Return only the line that contains "What does this" and each line after it, through the last line of the data below, copied exactly.

[Dataset entries]
%%

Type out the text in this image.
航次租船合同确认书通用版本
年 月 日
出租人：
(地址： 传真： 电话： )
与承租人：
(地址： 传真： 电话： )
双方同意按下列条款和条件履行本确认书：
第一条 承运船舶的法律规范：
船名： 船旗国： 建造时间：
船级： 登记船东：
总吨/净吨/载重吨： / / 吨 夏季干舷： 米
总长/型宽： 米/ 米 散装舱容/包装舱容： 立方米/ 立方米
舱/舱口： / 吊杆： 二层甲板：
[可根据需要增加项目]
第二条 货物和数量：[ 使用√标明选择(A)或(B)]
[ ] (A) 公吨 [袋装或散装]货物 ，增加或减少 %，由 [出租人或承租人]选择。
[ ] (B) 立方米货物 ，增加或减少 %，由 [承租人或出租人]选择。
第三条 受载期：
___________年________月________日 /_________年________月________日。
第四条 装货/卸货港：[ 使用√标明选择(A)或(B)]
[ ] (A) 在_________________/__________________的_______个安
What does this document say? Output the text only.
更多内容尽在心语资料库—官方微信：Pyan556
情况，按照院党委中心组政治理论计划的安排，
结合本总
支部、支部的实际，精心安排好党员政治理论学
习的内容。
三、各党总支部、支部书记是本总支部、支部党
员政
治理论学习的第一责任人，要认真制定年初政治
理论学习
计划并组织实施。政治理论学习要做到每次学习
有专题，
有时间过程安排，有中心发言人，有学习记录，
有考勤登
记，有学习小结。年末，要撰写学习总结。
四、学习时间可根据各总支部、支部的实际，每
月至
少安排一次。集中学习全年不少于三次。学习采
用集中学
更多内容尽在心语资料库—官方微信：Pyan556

%%

## Worked answer
What does this document say? Output the text only.
更多内容尽在心语资料库—官方微信：Pyan556
情况，按照院党委中心组政治理论计划的安排，
结合本总
支部、支部的实际，精心安排好党员政治理论学
习的内容。
三、各党总支部、支部书记是本总支部、支部党
员政
治理论学习的第一责任人，要认真制定年初政治
理论学习
计划并组织实施。政治理论学习要做到每次学习
有专题，
有时间过程安排，有中心发言人，有学习记录，
有考勤登
记，有学习小结。年末，要撰写学习总结。
四、学习时间可根据各总支部、支部的实际，每
月至
少安排一次。集中学习全年不少于三次。学习采
用集中学
更多内容尽在心语资料库—官方微信：Pyan556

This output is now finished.